[Goal]: Locate the string "color" in the listing below. Copy every line where it is found.

Chart and figure data
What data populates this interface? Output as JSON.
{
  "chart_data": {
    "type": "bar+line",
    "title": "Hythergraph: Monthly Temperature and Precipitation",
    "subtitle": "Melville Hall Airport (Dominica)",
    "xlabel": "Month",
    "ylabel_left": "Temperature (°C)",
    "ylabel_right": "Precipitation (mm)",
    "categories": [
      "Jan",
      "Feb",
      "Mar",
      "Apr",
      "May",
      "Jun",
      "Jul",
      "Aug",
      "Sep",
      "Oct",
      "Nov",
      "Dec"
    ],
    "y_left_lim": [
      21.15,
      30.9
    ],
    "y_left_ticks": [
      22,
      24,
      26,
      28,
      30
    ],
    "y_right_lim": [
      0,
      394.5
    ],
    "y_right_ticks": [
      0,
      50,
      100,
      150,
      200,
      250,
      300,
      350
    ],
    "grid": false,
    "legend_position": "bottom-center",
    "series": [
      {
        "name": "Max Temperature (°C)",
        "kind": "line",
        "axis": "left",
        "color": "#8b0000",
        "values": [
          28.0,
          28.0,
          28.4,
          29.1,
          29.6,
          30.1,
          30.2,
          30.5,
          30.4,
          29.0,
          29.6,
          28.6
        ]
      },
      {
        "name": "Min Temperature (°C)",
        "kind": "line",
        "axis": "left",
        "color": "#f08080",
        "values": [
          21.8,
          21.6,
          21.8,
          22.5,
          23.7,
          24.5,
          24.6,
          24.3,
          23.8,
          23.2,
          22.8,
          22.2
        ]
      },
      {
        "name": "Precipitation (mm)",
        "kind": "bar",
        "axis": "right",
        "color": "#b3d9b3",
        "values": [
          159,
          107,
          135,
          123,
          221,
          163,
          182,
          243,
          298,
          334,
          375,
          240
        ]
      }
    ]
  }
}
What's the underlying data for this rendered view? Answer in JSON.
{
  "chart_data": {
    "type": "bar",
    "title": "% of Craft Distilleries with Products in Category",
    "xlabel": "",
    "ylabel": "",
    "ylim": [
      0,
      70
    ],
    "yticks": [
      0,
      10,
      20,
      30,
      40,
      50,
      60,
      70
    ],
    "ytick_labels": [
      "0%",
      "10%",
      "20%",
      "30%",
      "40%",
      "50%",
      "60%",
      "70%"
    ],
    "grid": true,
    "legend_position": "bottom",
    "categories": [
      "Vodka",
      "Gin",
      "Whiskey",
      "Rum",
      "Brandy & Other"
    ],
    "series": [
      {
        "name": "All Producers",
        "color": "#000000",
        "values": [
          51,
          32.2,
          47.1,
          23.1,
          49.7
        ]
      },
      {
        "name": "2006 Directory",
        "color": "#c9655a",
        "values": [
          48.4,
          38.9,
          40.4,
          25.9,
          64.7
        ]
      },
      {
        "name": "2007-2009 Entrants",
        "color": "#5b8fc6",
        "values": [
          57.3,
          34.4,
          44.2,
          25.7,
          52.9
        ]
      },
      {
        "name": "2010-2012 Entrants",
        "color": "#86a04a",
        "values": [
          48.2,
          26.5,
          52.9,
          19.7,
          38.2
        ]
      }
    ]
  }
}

[Complete response]:
        "color": "#8b0000",
        "color": "#f08080",
        "color": "#b3d9b3",
        "color": "#000000",
        "color": "#c9655a",
        "color": "#5b8fc6",
        "color": "#86a04a",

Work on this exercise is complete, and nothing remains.